▶ [THE INPUT]:
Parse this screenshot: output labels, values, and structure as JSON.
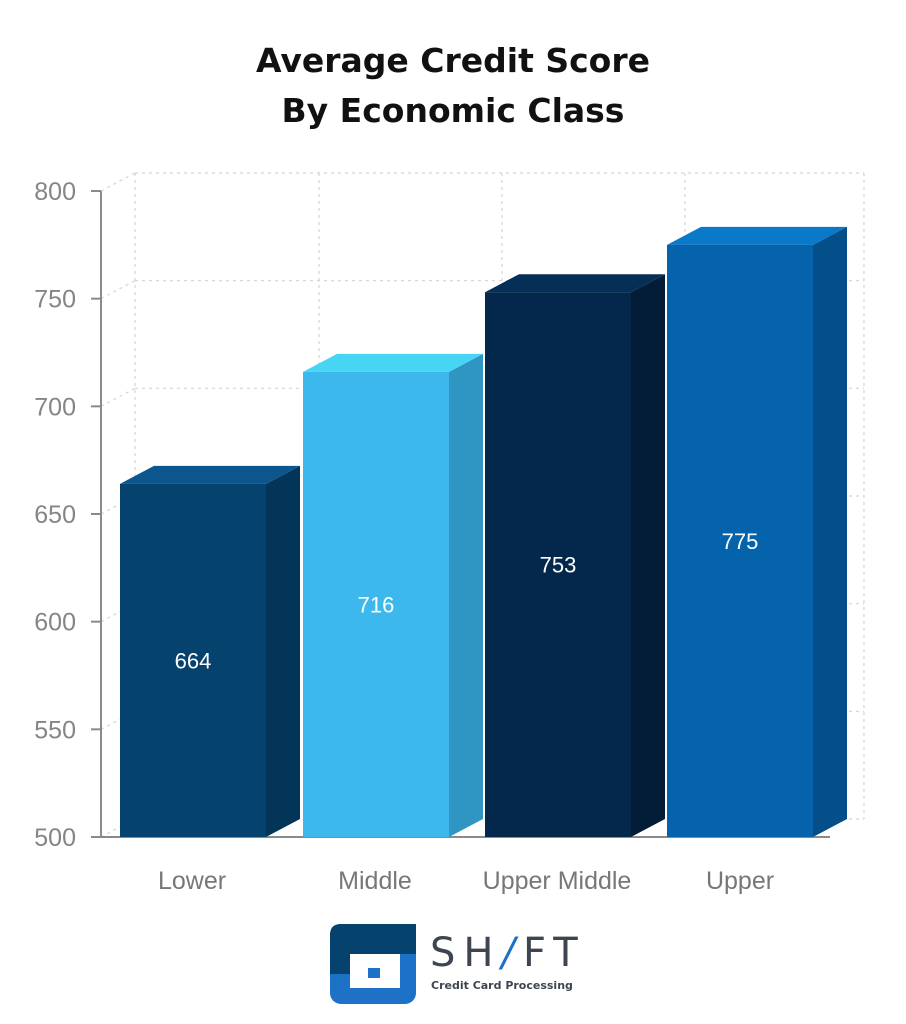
{
  "chart_data": {
    "type": "bar",
    "title_lines": [
      "Average Credit Score",
      "By Economic Class"
    ],
    "categories": [
      "Lower",
      "Middle",
      "Upper Middle",
      "Upper"
    ],
    "values": [
      664,
      716,
      753,
      775
    ],
    "value_labels": [
      "664",
      "716",
      "753",
      "775"
    ],
    "ylim": [
      500,
      800
    ],
    "yticks": [
      500,
      550,
      600,
      650,
      700,
      750,
      800
    ],
    "ytick_labels": [
      "500",
      "550",
      "600",
      "650",
      "700",
      "750",
      "800"
    ],
    "grid": true,
    "style": "3d",
    "bar_colors": [
      {
        "front": "#05426e",
        "top": "#0b568c",
        "side": "#033559"
      },
      {
        "front": "#3db8ec",
        "top": "#46d6f3",
        "side": "#2f95c3"
      },
      {
        "front": "#04284b",
        "top": "#062f57",
        "side": "#031d38"
      },
      {
        "front": "#0563ab",
        "top": "#0a79c8",
        "side": "#044f89"
      }
    ],
    "grid_color": "#d4d4d4",
    "axis_color": "#8a8a8a"
  },
  "logo": {
    "word_before": "SH",
    "word_slash": "/",
    "word_after": "FT",
    "tagline": "Credit Card Processing",
    "colors": {
      "primary": "#05426e",
      "accent": "#1d72c8"
    }
  }
}
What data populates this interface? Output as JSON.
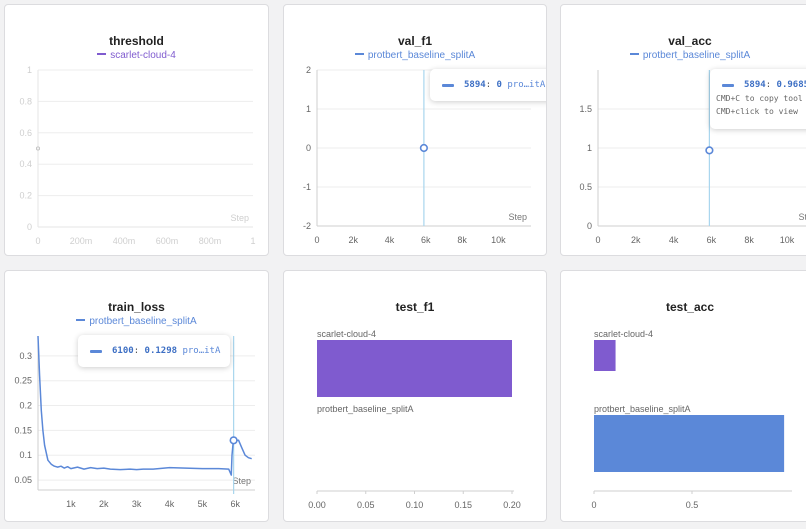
{
  "colors": {
    "purple": "#7f5bcf",
    "blue": "#5b88d8",
    "hover_line": "#a9d6ee"
  },
  "panels": [
    {
      "title": "threshold",
      "legend": "scarlet-cloud-4",
      "legend_color": "#7f5bcf",
      "step_label": "Step",
      "chart_data": {
        "type": "line",
        "x": [
          0
        ],
        "series": [
          {
            "name": "scarlet-cloud-4",
            "values": [
              0.5
            ]
          }
        ],
        "x_ticks": [
          "0",
          "200m",
          "400m",
          "600m",
          "800m",
          "1"
        ],
        "y_ticks": [
          "0",
          "0.2",
          "0.4",
          "0.6",
          "0.8",
          "1"
        ],
        "xlim": [
          0,
          1
        ],
        "ylim": [
          0,
          1
        ],
        "xlabel": "Step",
        "grid": true,
        "faded": true
      }
    },
    {
      "title": "val_f1",
      "legend": "protbert_baseline_splitA",
      "legend_color": "#5b88d8",
      "step_label": "Step",
      "tooltip": {
        "step": "5894",
        "value": "0",
        "name": "pro…itA"
      },
      "chart_data": {
        "type": "line",
        "x": [
          5894
        ],
        "series": [
          {
            "name": "protbert_baseline_splitA",
            "values": [
              0
            ]
          }
        ],
        "x_ticks": [
          "0",
          "2k",
          "4k",
          "6k",
          "8k",
          "10k"
        ],
        "y_ticks": [
          "-2",
          "-1",
          "0",
          "1",
          "2"
        ],
        "xlim": [
          0,
          11800
        ],
        "ylim": [
          -2,
          2
        ],
        "xlabel": "Step",
        "grid": true
      }
    },
    {
      "title": "val_acc",
      "legend": "protbert_baseline_splitA",
      "legend_color": "#5b88d8",
      "step_label": "Step",
      "tooltip": {
        "step": "5894",
        "value": "0.9685",
        "hint1": "CMD+C to copy tool",
        "hint2": "CMD+click to view"
      },
      "chart_data": {
        "type": "line",
        "x": [
          5894
        ],
        "series": [
          {
            "name": "protbert_baseline_splitA",
            "values": [
              0.97
            ]
          }
        ],
        "x_ticks": [
          "0",
          "2k",
          "4k",
          "6k",
          "8k",
          "10k"
        ],
        "y_ticks": [
          "0",
          "0.5",
          "1",
          "1.5"
        ],
        "xlim": [
          0,
          11800
        ],
        "ylim": [
          0,
          2
        ],
        "xlabel": "Step",
        "grid": true
      }
    },
    {
      "title": "train_loss",
      "legend": "protbert_baseline_splitA",
      "legend_color": "#5b88d8",
      "step_label": "Step",
      "tooltip": {
        "step": "6100",
        "value": "0.1298",
        "name": "pro…itA"
      },
      "chart_data": {
        "type": "line",
        "x": [
          0,
          50,
          100,
          150,
          200,
          300,
          400,
          500,
          600,
          700,
          800,
          900,
          1000,
          1200,
          1400,
          1600,
          1800,
          2000,
          2200,
          2500,
          2800,
          3000,
          3200,
          3500,
          4000,
          4500,
          5000,
          5500,
          5800,
          5880,
          5900,
          5950,
          6000,
          6100,
          6200,
          6300,
          6400,
          6500
        ],
        "series": [
          {
            "name": "protbert_baseline_splitA",
            "values": [
              0.34,
              0.26,
              0.19,
              0.15,
              0.12,
              0.09,
              0.082,
              0.078,
              0.076,
              0.078,
              0.074,
              0.077,
              0.073,
              0.076,
              0.072,
              0.075,
              0.073,
              0.074,
              0.072,
              0.071,
              0.072,
              0.071,
              0.072,
              0.072,
              0.075,
              0.074,
              0.073,
              0.073,
              0.072,
              0.06,
              0.1,
              0.135,
              0.13,
              0.13,
              0.115,
              0.1,
              0.095,
              0.093
            ]
          }
        ],
        "x_ticks": [
          "1k",
          "2k",
          "3k",
          "4k",
          "5k",
          "6k"
        ],
        "y_ticks": [
          "0.05",
          "0.1",
          "0.15",
          "0.2",
          "0.25",
          "0.3"
        ],
        "xlim": [
          0,
          6600
        ],
        "ylim": [
          0.03,
          0.34
        ],
        "xlabel": "Step",
        "grid": true
      }
    },
    {
      "title": "test_f1",
      "chart_data": {
        "type": "bar",
        "orientation": "horizontal",
        "categories": [
          "scarlet-cloud-4",
          "protbert_baseline_splitA"
        ],
        "values": [
          0.2,
          0
        ],
        "bar_colors": [
          "#7f5bcf",
          "#5b88d8"
        ],
        "x_ticks": [
          "0.00",
          "0.05",
          "0.10",
          "0.15",
          "0.20"
        ],
        "xlim": [
          0,
          0.2
        ]
      }
    },
    {
      "title": "test_acc",
      "chart_data": {
        "type": "bar",
        "orientation": "horizontal",
        "categories": [
          "scarlet-cloud-4",
          "protbert_baseline_splitA"
        ],
        "values": [
          0.11,
          0.97
        ],
        "bar_colors": [
          "#7f5bcf",
          "#5b88d8"
        ],
        "x_ticks": [
          "0",
          "0.5"
        ],
        "xlim": [
          0,
          1
        ]
      }
    }
  ]
}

▶ [EXERCISE PROMPT]:
Pull out each line holding the string "JSON".

▶ [COMPLETED TASK]:
Parse this screenshot: output labels, values, and structure as JSON.
What data populates this interface? Output as JSON.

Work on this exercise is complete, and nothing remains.